> _AIM OF THE TASK_
Your task is to transcribe all of the records exactly and leave out the pictures.

(Dataset items)
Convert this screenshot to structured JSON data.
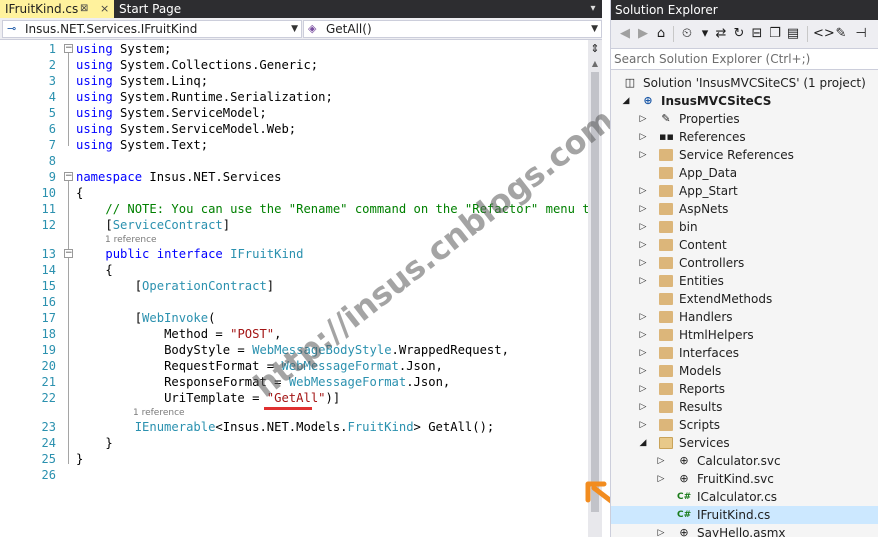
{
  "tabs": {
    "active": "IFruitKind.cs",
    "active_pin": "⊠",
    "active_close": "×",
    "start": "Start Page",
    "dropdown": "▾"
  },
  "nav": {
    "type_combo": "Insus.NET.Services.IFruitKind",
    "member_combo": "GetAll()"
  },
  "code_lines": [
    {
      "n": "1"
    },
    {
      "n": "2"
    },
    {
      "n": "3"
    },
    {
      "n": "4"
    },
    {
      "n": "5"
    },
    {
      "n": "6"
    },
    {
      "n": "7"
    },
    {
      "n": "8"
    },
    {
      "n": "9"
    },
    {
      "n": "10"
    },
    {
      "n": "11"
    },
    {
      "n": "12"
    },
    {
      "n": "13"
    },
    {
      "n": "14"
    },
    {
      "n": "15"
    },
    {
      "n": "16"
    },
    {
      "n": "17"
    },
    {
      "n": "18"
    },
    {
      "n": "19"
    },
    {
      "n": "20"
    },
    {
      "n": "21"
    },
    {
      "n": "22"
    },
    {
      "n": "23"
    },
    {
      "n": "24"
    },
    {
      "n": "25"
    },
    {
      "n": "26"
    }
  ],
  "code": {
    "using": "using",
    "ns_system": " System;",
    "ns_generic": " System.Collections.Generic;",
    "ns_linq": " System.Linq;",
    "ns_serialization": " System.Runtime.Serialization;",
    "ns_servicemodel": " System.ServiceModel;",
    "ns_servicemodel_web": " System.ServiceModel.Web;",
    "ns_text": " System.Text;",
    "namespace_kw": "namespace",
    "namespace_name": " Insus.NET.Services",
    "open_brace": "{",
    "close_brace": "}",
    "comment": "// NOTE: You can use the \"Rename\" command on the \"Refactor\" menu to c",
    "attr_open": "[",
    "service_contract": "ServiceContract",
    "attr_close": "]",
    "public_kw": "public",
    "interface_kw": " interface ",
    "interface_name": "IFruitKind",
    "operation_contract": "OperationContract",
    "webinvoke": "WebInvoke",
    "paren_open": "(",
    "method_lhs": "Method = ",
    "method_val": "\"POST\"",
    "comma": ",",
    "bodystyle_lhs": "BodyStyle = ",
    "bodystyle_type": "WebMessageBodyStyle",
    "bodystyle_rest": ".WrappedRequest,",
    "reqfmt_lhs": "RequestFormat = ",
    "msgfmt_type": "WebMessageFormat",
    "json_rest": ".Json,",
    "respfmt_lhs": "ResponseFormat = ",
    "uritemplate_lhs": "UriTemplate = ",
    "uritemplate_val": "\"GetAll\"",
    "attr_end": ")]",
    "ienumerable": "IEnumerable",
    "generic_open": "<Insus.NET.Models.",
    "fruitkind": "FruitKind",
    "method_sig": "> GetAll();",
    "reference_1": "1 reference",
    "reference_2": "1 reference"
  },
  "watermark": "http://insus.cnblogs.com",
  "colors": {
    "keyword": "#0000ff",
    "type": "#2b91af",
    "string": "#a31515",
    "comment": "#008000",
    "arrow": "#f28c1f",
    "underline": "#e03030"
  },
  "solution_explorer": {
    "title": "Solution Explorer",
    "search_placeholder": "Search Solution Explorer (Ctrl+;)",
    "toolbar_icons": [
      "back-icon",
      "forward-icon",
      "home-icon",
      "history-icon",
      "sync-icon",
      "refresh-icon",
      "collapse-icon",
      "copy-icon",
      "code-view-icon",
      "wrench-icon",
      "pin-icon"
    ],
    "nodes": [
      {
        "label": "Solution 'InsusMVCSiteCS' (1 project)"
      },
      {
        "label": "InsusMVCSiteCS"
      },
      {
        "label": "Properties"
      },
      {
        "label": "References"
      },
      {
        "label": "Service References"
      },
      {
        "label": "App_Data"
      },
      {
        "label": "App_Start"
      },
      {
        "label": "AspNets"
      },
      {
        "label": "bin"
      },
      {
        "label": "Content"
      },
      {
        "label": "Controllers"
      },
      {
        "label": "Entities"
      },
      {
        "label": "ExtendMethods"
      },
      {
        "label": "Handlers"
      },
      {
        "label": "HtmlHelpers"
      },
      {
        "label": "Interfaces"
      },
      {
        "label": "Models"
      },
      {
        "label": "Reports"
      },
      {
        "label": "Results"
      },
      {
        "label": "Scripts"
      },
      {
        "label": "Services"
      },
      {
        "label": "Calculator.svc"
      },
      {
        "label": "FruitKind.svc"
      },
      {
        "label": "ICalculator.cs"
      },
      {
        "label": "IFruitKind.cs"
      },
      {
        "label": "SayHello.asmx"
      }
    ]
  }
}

> _RESULT FOR THIS EXERCISE_
Convert this screenshot to structured JSON data.
{
  "tabs": {
    "active": "IFruitKind.cs",
    "active_pin": "⊠",
    "active_close": "×",
    "start": "Start Page",
    "dropdown": "▾"
  },
  "nav": {
    "type_combo": "Insus.NET.Services.IFruitKind",
    "member_combo": "GetAll()"
  },
  "code_lines": [
    {
      "n": "1"
    },
    {
      "n": "2"
    },
    {
      "n": "3"
    },
    {
      "n": "4"
    },
    {
      "n": "5"
    },
    {
      "n": "6"
    },
    {
      "n": "7"
    },
    {
      "n": "8"
    },
    {
      "n": "9"
    },
    {
      "n": "10"
    },
    {
      "n": "11"
    },
    {
      "n": "12"
    },
    {
      "n": "13"
    },
    {
      "n": "14"
    },
    {
      "n": "15"
    },
    {
      "n": "16"
    },
    {
      "n": "17"
    },
    {
      "n": "18"
    },
    {
      "n": "19"
    },
    {
      "n": "20"
    },
    {
      "n": "21"
    },
    {
      "n": "22"
    },
    {
      "n": "23"
    },
    {
      "n": "24"
    },
    {
      "n": "25"
    },
    {
      "n": "26"
    }
  ],
  "code": {
    "using": "using",
    "ns_system": " System;",
    "ns_generic": " System.Collections.Generic;",
    "ns_linq": " System.Linq;",
    "ns_serialization": " System.Runtime.Serialization;",
    "ns_servicemodel": " System.ServiceModel;",
    "ns_servicemodel_web": " System.ServiceModel.Web;",
    "ns_text": " System.Text;",
    "namespace_kw": "namespace",
    "namespace_name": " Insus.NET.Services",
    "open_brace": "{",
    "close_brace": "}",
    "comment": "// NOTE: You can use the \"Rename\" command on the \"Refactor\" menu to c",
    "attr_open": "[",
    "service_contract": "ServiceContract",
    "attr_close": "]",
    "public_kw": "public",
    "interface_kw": " interface ",
    "interface_name": "IFruitKind",
    "operation_contract": "OperationContract",
    "webinvoke": "WebInvoke",
    "paren_open": "(",
    "method_lhs": "Method = ",
    "method_val": "\"POST\"",
    "comma": ",",
    "bodystyle_lhs": "BodyStyle = ",
    "bodystyle_type": "WebMessageBodyStyle",
    "bodystyle_rest": ".WrappedRequest,",
    "reqfmt_lhs": "RequestFormat = ",
    "msgfmt_type": "WebMessageFormat",
    "json_rest": ".Json,",
    "respfmt_lhs": "ResponseFormat = ",
    "uritemplate_lhs": "UriTemplate = ",
    "uritemplate_val": "\"GetAll\"",
    "attr_end": ")]",
    "ienumerable": "IEnumerable",
    "generic_open": "<Insus.NET.Models.",
    "fruitkind": "FruitKind",
    "method_sig": "> GetAll();",
    "reference_1": "1 reference",
    "reference_2": "1 reference"
  },
  "watermark": "http://insus.cnblogs.com",
  "colors": {
    "keyword": "#0000ff",
    "type": "#2b91af",
    "string": "#a31515",
    "comment": "#008000",
    "arrow": "#f28c1f",
    "underline": "#e03030"
  },
  "solution_explorer": {
    "title": "Solution Explorer",
    "search_placeholder": "Search Solution Explorer (Ctrl+;)",
    "toolbar_icons": [
      "back-icon",
      "forward-icon",
      "home-icon",
      "history-icon",
      "sync-icon",
      "refresh-icon",
      "collapse-icon",
      "copy-icon",
      "code-view-icon",
      "wrench-icon",
      "pin-icon"
    ],
    "nodes": [
      {
        "label": "Solution 'InsusMVCSiteCS' (1 project)"
      },
      {
        "label": "InsusMVCSiteCS"
      },
      {
        "label": "Properties"
      },
      {
        "label": "References"
      },
      {
        "label": "Service References"
      },
      {
        "label": "App_Data"
      },
      {
        "label": "App_Start"
      },
      {
        "label": "AspNets"
      },
      {
        "label": "bin"
      },
      {
        "label": "Content"
      },
      {
        "label": "Controllers"
      },
      {
        "label": "Entities"
      },
      {
        "label": "ExtendMethods"
      },
      {
        "label": "Handlers"
      },
      {
        "label": "HtmlHelpers"
      },
      {
        "label": "Interfaces"
      },
      {
        "label": "Models"
      },
      {
        "label": "Reports"
      },
      {
        "label": "Results"
      },
      {
        "label": "Scripts"
      },
      {
        "label": "Services"
      },
      {
        "label": "Calculator.svc"
      },
      {
        "label": "FruitKind.svc"
      },
      {
        "label": "ICalculator.cs"
      },
      {
        "label": "IFruitKind.cs"
      },
      {
        "label": "SayHello.asmx"
      }
    ]
  }
}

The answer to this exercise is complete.